Filter the entries below, keeping every line that has the word "Output".

──────── MATERIAL TO PROCESS

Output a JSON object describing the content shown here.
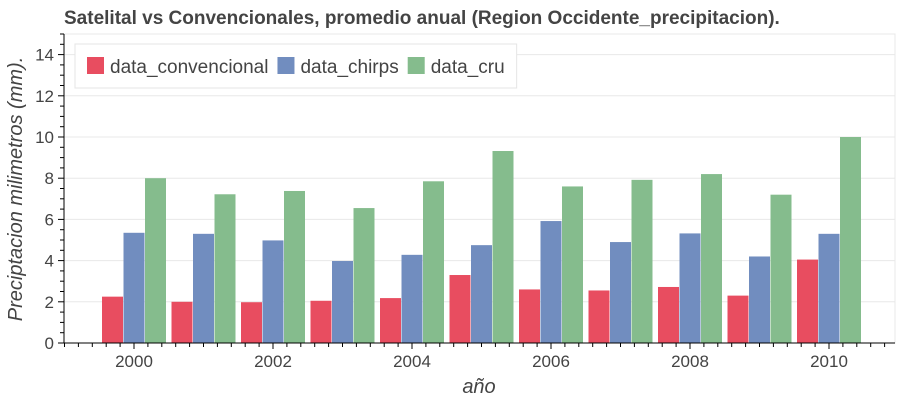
{
  "chart_data": {
    "type": "bar",
    "title": "Satelital vs Convencionales, promedio anual (Region Occidente_precipitacion).",
    "xlabel": "año",
    "ylabel": "Preciptacion milimetros (mm).",
    "categories": [
      "2000",
      "2001",
      "2002",
      "2003",
      "2004",
      "2005",
      "2006",
      "2007",
      "2008",
      "2009",
      "2010"
    ],
    "x_tick_labels": [
      "2000",
      "2002",
      "2004",
      "2006",
      "2008",
      "2010"
    ],
    "y_ticks": [
      0,
      2,
      4,
      6,
      8,
      10,
      12,
      14
    ],
    "ylim": [
      0,
      15
    ],
    "grid": true,
    "legend_position": "top-left",
    "series": [
      {
        "name": "data_convencional",
        "color": "#e84d60",
        "values": [
          2.25,
          2.0,
          1.98,
          2.05,
          2.18,
          3.3,
          2.6,
          2.55,
          2.72,
          2.3,
          4.05
        ]
      },
      {
        "name": "data_chirps",
        "color": "#718dbf",
        "values": [
          5.35,
          5.3,
          4.98,
          3.98,
          4.28,
          4.75,
          5.92,
          4.9,
          5.32,
          4.2,
          5.3
        ]
      },
      {
        "name": "data_cru",
        "color": "#85bc8d",
        "values": [
          8.0,
          7.22,
          7.38,
          6.55,
          7.85,
          9.32,
          7.6,
          7.92,
          8.2,
          7.2,
          10.0
        ]
      }
    ]
  }
}
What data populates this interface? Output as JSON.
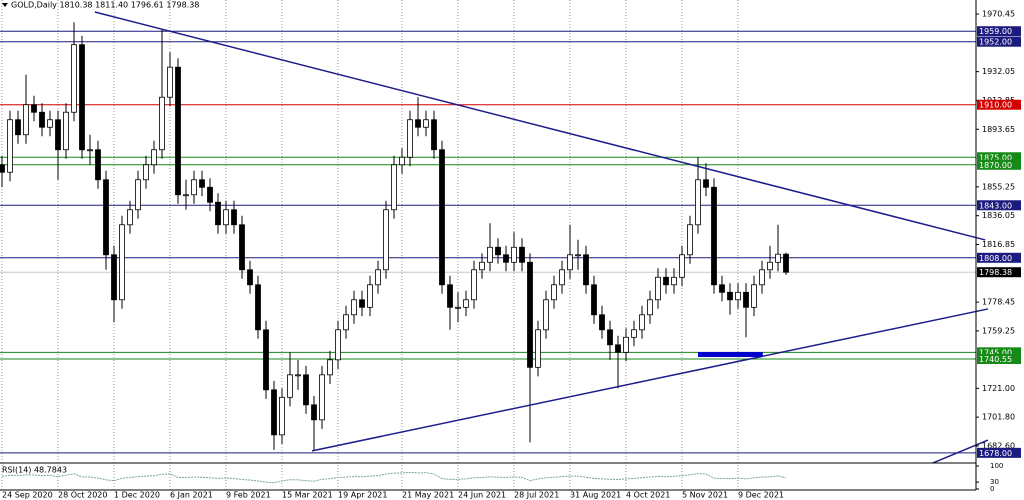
{
  "chart_data": {
    "type": "candlestick",
    "title": "GOLD,Daily  1810.38 1811.40 1796.61 1798.38",
    "categories": [
      null,
      null,
      "24 Sep 2020",
      null,
      null,
      null,
      null,
      null,
      null,
      "28 Oct 2020",
      null,
      null,
      null,
      null,
      null,
      null,
      "1 Dec 2020",
      null,
      null,
      null,
      null,
      null,
      null,
      "6 Jan 2021",
      null,
      null,
      null,
      null,
      null,
      null,
      "9 Feb 2021",
      null,
      null,
      null,
      null,
      null,
      null,
      "15 Mar 2021",
      null,
      null,
      null,
      null,
      null,
      null,
      "19 Apr 2021",
      null,
      null,
      null,
      null,
      null,
      null,
      null,
      "21 May 2021",
      null,
      null,
      null,
      null,
      null,
      null,
      "24 Jun 2021",
      null,
      null,
      null,
      null,
      null,
      null,
      "28 Jul 2021",
      null,
      null,
      null,
      null,
      null,
      null,
      "31 Aug 2021",
      null,
      null,
      null,
      null,
      null,
      null,
      "4 Oct 2021",
      null,
      null,
      null,
      null,
      null,
      null,
      "5 Nov 2021",
      null,
      null,
      null,
      null,
      null,
      null,
      "9 Dec 2021",
      null,
      null,
      null,
      null
    ],
    "open": [
      1870,
      1865,
      1900,
      1890,
      1910,
      1905,
      1895,
      1900,
      1880,
      1905,
      1950,
      1880,
      1880,
      1860,
      1810,
      1780,
      1830,
      1840,
      1860,
      1870,
      1880,
      1915,
      1935,
      1850,
      1850,
      1860,
      1855,
      1845,
      1830,
      1840,
      1830,
      1800,
      1790,
      1760,
      1720,
      1690,
      1715,
      1730,
      1730,
      1710,
      1700,
      1730,
      1740,
      1760,
      1770,
      1780,
      1775,
      1790,
      1800,
      1840,
      1870,
      1875,
      1900,
      1895,
      1900,
      1880,
      1790,
      1775,
      1775,
      1780,
      1800,
      1805,
      1815,
      1810,
      1805,
      1815,
      1805,
      1735,
      1760,
      1780,
      1790,
      1800,
      1810,
      1810,
      1790,
      1770,
      1760,
      1750,
      1745,
      1755,
      1760,
      1770,
      1780,
      1795,
      1790,
      1795,
      1810,
      1830,
      1860,
      1855,
      1790,
      1785,
      1780,
      1785,
      1775,
      1790,
      1800,
      1805,
      1810.38
    ],
    "high": [
      1876,
      1906,
      1906,
      1930,
      1916,
      1911,
      1906,
      1906,
      1911,
      1965,
      1956,
      1890,
      1886,
      1866,
      1816,
      1836,
      1846,
      1866,
      1876,
      1886,
      1960,
      1945,
      1941,
      1860,
      1866,
      1866,
      1861,
      1851,
      1846,
      1846,
      1836,
      1806,
      1796,
      1766,
      1726,
      1721,
      1745,
      1740,
      1736,
      1716,
      1736,
      1746,
      1766,
      1776,
      1786,
      1786,
      1796,
      1806,
      1846,
      1876,
      1881,
      1906,
      1915,
      1906,
      1906,
      1886,
      1796,
      1785,
      1786,
      1806,
      1811,
      1831,
      1821,
      1816,
      1825,
      1821,
      1811,
      1766,
      1786,
      1796,
      1806,
      1830,
      1820,
      1816,
      1796,
      1776,
      1766,
      1756,
      1761,
      1766,
      1776,
      1786,
      1801,
      1801,
      1801,
      1816,
      1836,
      1875,
      1871,
      1861,
      1796,
      1791,
      1791,
      1791,
      1796,
      1806,
      1816,
      1830,
      1811.4
    ],
    "low": [
      1855,
      1859,
      1884,
      1884,
      1899,
      1889,
      1889,
      1860,
      1874,
      1899,
      1874,
      1870,
      1854,
      1800,
      1765,
      1774,
      1824,
      1834,
      1854,
      1864,
      1874,
      1909,
      1844,
      1840,
      1844,
      1849,
      1839,
      1824,
      1824,
      1824,
      1794,
      1784,
      1754,
      1714,
      1680,
      1684,
      1709,
      1720,
      1704,
      1680,
      1694,
      1724,
      1734,
      1754,
      1764,
      1769,
      1769,
      1784,
      1794,
      1834,
      1864,
      1869,
      1889,
      1889,
      1874,
      1784,
      1760,
      1765,
      1769,
      1774,
      1794,
      1799,
      1804,
      1799,
      1799,
      1799,
      1685,
      1729,
      1754,
      1774,
      1784,
      1794,
      1800,
      1784,
      1764,
      1754,
      1740,
      1721,
      1739,
      1749,
      1754,
      1764,
      1774,
      1784,
      1784,
      1789,
      1804,
      1824,
      1849,
      1784,
      1779,
      1770,
      1774,
      1755,
      1769,
      1784,
      1794,
      1799,
      1796.61
    ],
    "close": [
      1865,
      1900,
      1890,
      1910,
      1905,
      1895,
      1900,
      1880,
      1905,
      1950,
      1880,
      1880,
      1860,
      1810,
      1780,
      1830,
      1840,
      1860,
      1870,
      1880,
      1915,
      1935,
      1850,
      1850,
      1860,
      1855,
      1845,
      1830,
      1840,
      1830,
      1800,
      1790,
      1760,
      1720,
      1690,
      1715,
      1730,
      1730,
      1710,
      1700,
      1730,
      1740,
      1760,
      1770,
      1780,
      1775,
      1790,
      1800,
      1840,
      1870,
      1875,
      1900,
      1895,
      1900,
      1880,
      1790,
      1775,
      1775,
      1780,
      1800,
      1805,
      1815,
      1810,
      1805,
      1815,
      1805,
      1735,
      1760,
      1780,
      1790,
      1800,
      1810,
      1810,
      1790,
      1770,
      1760,
      1750,
      1745,
      1755,
      1760,
      1770,
      1780,
      1795,
      1790,
      1795,
      1810,
      1830,
      1860,
      1855,
      1790,
      1785,
      1780,
      1785,
      1775,
      1790,
      1800,
      1805,
      1810.38,
      1798.38
    ],
    "up_color": "#ffffff",
    "down_color": "#000000",
    "ylim": [
      1671.9,
      1979.8
    ],
    "yticks": [
      1970.45,
      1932.05,
      1912.85,
      1893.65,
      1855.25,
      1836.05,
      1816.85,
      1778.45,
      1759.25,
      {
        "value": 1721,
        "label": "1721.00"
      },
      {
        "value": 1701.8,
        "label": "1701.80"
      },
      {
        "value": 1682.6,
        "label": "1682.60"
      }
    ],
    "levels": [
      {
        "value": 1959,
        "label": "1959.00",
        "color": "#1c1c80"
      },
      {
        "value": 1952,
        "label": "1952.00",
        "color": "#1c1c80"
      },
      {
        "value": 1910,
        "label": "1910.00",
        "color": "#d40000"
      },
      {
        "value": 1875,
        "label": "1875.00",
        "color": "#168a16"
      },
      {
        "value": 1870,
        "label": "1870.00",
        "color": "#168a16"
      },
      {
        "value": 1843,
        "label": "1843.00",
        "color": "#1c1c80"
      },
      {
        "value": 1808,
        "label": "1808.00",
        "color": "#1c1c80"
      },
      {
        "value": 1798.38,
        "label": "1798.38",
        "color": "#000000"
      },
      {
        "value": 1745,
        "label": "1745.00",
        "color": "#168a16"
      },
      {
        "value": 1740.55,
        "label": "1740.55",
        "color": "#168a16"
      },
      {
        "value": 1678,
        "label": "1678.00",
        "color": "#1c1c80"
      }
    ],
    "trendlines": [
      {
        "x": [
          11.6,
          122.9
        ],
        "y": [
          1971.8,
          1819.9
        ],
        "color": "#1c1c8c"
      },
      {
        "x": [
          38.75,
          123.25
        ],
        "y": [
          1679.3,
          1773.9
        ],
        "color": "#1c1c8c"
      },
      {
        "x": [
          115.75,
          123.25
        ],
        "y": [
          1669.9,
          1686.5
        ],
        "color": "#1c1c8c"
      }
    ],
    "zones": [
      {
        "x": [
          87,
          95.1
        ],
        "y": [
          1745.2,
          1741.9
        ],
        "color": "#0000cc"
      }
    ],
    "rsi": {
      "title": "RSI(14) 48.7843",
      "values": [
        55,
        60,
        58,
        62,
        61,
        58,
        59,
        54,
        60,
        66,
        52,
        52,
        48,
        40,
        36,
        47,
        50,
        54,
        56,
        58,
        64,
        66,
        50,
        50,
        52,
        51,
        49,
        46,
        48,
        46,
        41,
        39,
        35,
        30,
        27,
        35,
        40,
        40,
        36,
        34,
        42,
        45,
        50,
        52,
        54,
        53,
        56,
        58,
        65,
        69,
        70,
        72,
        70,
        71,
        65,
        45,
        42,
        42,
        44,
        49,
        50,
        53,
        51,
        50,
        53,
        50,
        36,
        44,
        49,
        51,
        54,
        56,
        56,
        51,
        46,
        44,
        42,
        41,
        44,
        46,
        49,
        52,
        55,
        53,
        55,
        58,
        62,
        67,
        65,
        47,
        46,
        45,
        47,
        44,
        49,
        52,
        53,
        57,
        48.7843
      ],
      "ylim": [
        0,
        100
      ],
      "yticks": [
        100,
        30,
        0
      ],
      "color": "#7aa0a0"
    }
  }
}
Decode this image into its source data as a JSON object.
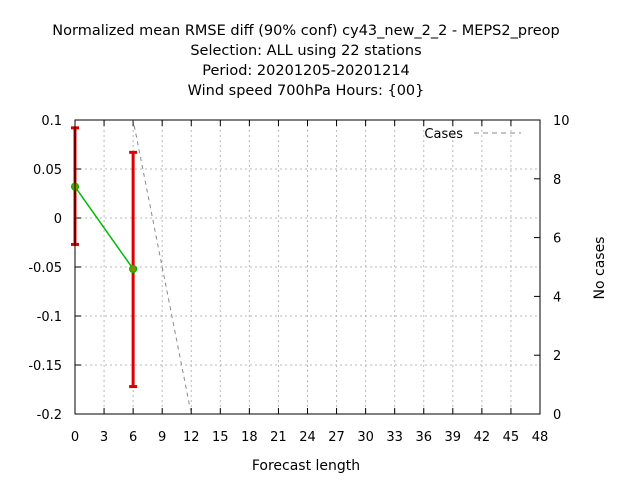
{
  "chart_data": {
    "type": "line",
    "title_lines": [
      "Normalized mean RMSE diff (90% conf) cy43_new_2_2 - MEPS2_preop",
      "Selection: ALL using    22 stations",
      "Period: 20201205-20201214",
      "Wind speed 700hPa   Hours: {00}"
    ],
    "xlabel": "Forecast length",
    "ylabel_right": "No cases",
    "xlim": [
      0,
      48
    ],
    "ylim": [
      -0.2,
      0.1
    ],
    "y2lim": [
      0,
      10
    ],
    "x_ticks": [
      "0",
      "3",
      "6",
      "9",
      "12",
      "15",
      "18",
      "21",
      "24",
      "27",
      "30",
      "33",
      "36",
      "39",
      "42",
      "45",
      "48"
    ],
    "y_ticks": [
      "0.1",
      "0.05",
      "0",
      "-0.05",
      "-0.1",
      "-0.15",
      "-0.2"
    ],
    "y2_ticks": [
      "10",
      "8",
      "6",
      "4",
      "2",
      "0"
    ],
    "grid": true,
    "legend": {
      "position": "top-right",
      "entries": [
        "Cases"
      ]
    },
    "series": [
      {
        "role": "rmse_diff",
        "color": "#00bb00",
        "marker_color": "#8b8b00",
        "x": [
          0,
          6
        ],
        "y": [
          0.032,
          -0.052
        ],
        "err_low": [
          -0.027,
          -0.172
        ],
        "err_high": [
          0.092,
          0.067
        ],
        "err_color": "#dd0000"
      },
      {
        "name": "Cases",
        "axis": "y2",
        "color": "#888888",
        "style": "dashed",
        "x": [
          0,
          6,
          12,
          48
        ],
        "y": [
          10,
          10,
          0,
          0
        ]
      }
    ]
  }
}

────────────────

• _ANSWER IN FULL_:
Output a JSON object describing the content shown here.
What data populates this interface? Output as JSON.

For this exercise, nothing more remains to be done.